— START OF INPUT —

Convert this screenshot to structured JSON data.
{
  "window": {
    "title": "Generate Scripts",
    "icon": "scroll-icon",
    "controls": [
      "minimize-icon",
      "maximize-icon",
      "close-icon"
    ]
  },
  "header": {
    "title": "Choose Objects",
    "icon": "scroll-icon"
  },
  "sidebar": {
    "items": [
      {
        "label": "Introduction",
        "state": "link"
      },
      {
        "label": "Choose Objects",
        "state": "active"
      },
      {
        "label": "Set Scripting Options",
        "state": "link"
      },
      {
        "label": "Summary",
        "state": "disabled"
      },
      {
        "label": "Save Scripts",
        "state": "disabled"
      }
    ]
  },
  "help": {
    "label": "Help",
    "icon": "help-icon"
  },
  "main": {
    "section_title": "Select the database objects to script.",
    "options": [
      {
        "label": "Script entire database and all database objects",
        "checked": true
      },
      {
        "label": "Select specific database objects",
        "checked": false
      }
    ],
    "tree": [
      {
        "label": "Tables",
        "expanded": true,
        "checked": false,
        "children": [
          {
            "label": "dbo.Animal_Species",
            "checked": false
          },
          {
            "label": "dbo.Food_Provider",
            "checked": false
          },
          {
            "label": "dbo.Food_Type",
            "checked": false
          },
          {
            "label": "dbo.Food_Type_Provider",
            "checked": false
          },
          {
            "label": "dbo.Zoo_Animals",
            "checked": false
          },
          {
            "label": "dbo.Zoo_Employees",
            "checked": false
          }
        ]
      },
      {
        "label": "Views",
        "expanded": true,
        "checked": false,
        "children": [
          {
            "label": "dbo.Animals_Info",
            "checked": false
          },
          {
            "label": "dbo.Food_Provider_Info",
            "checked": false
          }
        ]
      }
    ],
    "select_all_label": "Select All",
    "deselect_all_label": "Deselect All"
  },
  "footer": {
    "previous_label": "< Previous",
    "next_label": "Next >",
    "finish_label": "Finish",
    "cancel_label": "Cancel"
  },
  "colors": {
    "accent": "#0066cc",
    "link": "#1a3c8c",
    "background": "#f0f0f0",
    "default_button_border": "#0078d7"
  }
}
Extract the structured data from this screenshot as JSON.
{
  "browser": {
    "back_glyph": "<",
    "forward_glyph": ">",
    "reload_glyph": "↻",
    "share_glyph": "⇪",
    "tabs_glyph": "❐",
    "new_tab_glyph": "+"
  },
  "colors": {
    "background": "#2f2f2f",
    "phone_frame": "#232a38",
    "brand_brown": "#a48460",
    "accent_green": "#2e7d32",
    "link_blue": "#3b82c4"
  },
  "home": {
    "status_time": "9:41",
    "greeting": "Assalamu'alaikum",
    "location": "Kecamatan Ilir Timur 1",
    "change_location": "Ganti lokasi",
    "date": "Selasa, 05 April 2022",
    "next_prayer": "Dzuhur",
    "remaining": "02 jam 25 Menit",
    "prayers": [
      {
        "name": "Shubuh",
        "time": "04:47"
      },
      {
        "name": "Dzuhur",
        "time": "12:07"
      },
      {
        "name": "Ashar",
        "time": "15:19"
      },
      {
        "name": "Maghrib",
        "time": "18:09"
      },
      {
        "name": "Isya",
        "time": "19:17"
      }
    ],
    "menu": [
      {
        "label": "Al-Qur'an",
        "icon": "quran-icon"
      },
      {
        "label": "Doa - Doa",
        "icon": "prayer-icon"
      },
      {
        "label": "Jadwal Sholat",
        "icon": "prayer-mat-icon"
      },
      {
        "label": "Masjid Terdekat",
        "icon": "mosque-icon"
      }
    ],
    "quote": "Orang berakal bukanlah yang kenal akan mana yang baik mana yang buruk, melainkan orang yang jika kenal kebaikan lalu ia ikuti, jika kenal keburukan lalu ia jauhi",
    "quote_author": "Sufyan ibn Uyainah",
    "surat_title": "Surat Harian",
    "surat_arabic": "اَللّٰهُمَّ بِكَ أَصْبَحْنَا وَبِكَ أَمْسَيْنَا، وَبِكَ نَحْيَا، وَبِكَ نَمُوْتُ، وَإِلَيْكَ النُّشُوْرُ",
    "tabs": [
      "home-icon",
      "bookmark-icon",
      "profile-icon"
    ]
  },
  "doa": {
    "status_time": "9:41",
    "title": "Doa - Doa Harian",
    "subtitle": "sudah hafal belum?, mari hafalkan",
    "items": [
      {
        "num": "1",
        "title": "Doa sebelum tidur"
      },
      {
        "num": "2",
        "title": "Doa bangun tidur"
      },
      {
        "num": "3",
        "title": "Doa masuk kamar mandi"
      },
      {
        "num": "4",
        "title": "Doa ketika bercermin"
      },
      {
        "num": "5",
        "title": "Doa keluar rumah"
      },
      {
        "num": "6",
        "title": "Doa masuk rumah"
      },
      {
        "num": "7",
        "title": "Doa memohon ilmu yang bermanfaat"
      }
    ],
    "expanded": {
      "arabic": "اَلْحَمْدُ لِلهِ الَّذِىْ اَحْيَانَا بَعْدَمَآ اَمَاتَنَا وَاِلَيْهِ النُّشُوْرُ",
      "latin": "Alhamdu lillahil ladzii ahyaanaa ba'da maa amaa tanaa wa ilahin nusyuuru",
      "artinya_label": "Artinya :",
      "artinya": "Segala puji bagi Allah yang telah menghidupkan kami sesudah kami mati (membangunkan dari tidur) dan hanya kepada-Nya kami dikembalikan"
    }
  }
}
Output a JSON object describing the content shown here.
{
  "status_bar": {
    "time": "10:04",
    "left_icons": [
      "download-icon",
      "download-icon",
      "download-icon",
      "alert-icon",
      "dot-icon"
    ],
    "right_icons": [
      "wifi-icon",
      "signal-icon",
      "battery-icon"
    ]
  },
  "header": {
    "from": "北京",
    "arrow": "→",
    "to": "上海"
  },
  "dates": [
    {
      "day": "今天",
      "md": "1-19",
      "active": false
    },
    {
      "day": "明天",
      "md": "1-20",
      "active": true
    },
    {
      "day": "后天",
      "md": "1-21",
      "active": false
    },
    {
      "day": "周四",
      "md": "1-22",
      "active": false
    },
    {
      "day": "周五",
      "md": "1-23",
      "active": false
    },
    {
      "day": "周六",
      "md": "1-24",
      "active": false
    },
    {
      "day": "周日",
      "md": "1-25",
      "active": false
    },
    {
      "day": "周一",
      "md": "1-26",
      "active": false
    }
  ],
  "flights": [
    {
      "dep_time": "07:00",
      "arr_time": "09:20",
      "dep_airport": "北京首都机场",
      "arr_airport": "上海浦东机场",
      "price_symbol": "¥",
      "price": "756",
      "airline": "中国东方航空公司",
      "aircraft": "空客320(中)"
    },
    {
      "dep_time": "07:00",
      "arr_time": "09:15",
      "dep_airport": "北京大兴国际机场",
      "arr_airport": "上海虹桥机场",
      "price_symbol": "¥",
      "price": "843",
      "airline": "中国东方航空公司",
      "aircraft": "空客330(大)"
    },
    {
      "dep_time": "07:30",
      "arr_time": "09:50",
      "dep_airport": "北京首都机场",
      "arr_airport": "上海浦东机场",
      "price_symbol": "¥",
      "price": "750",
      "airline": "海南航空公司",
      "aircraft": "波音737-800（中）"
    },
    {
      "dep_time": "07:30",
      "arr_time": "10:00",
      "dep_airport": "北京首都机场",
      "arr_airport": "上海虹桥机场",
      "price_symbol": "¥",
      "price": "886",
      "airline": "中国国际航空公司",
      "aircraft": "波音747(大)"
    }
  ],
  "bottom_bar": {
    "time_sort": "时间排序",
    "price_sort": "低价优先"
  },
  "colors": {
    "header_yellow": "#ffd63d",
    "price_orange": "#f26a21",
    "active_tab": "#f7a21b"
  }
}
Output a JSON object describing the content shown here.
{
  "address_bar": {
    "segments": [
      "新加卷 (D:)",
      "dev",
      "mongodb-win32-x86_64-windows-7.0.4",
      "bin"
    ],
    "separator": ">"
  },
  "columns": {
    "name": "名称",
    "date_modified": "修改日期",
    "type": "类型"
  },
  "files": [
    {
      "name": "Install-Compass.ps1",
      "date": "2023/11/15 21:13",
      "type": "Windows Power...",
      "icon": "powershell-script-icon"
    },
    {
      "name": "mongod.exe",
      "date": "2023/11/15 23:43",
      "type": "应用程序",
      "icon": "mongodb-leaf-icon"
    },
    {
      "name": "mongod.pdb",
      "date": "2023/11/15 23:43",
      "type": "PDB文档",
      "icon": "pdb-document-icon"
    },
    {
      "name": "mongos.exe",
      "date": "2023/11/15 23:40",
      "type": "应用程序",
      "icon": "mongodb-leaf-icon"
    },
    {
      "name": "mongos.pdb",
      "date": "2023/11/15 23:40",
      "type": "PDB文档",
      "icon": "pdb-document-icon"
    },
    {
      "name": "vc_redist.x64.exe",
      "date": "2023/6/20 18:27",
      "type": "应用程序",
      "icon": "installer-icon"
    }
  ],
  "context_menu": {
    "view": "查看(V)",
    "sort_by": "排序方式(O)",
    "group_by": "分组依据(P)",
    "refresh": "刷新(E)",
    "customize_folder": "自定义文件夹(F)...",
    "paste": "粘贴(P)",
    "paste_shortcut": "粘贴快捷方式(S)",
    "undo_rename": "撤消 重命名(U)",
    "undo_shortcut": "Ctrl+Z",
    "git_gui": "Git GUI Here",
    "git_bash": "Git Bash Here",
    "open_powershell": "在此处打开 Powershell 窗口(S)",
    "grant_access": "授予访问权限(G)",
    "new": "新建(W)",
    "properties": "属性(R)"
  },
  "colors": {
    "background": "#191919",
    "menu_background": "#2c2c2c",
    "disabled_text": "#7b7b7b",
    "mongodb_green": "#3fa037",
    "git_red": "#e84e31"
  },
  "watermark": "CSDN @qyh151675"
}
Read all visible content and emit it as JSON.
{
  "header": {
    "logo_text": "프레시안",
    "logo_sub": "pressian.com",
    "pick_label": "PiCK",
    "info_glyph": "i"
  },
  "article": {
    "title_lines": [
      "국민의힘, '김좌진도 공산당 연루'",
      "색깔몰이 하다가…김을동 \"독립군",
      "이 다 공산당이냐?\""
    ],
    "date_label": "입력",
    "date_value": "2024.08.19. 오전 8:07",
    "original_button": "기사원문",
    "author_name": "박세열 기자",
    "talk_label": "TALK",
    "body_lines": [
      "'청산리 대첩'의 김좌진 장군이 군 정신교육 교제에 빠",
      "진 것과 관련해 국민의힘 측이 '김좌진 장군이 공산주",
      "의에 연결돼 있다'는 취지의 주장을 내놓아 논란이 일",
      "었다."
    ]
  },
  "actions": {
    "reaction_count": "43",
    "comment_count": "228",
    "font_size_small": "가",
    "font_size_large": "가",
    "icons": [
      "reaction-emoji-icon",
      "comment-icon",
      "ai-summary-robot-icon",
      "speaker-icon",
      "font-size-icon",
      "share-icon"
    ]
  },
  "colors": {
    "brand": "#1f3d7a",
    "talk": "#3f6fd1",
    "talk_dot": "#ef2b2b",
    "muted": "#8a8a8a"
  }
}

— END OF INPUT —

-- WHAT IS REQUIRED --
Among the entries above, how many lines hold the string "yang"? Give the number by itself.

-- ANSWER TO THE TASK --
3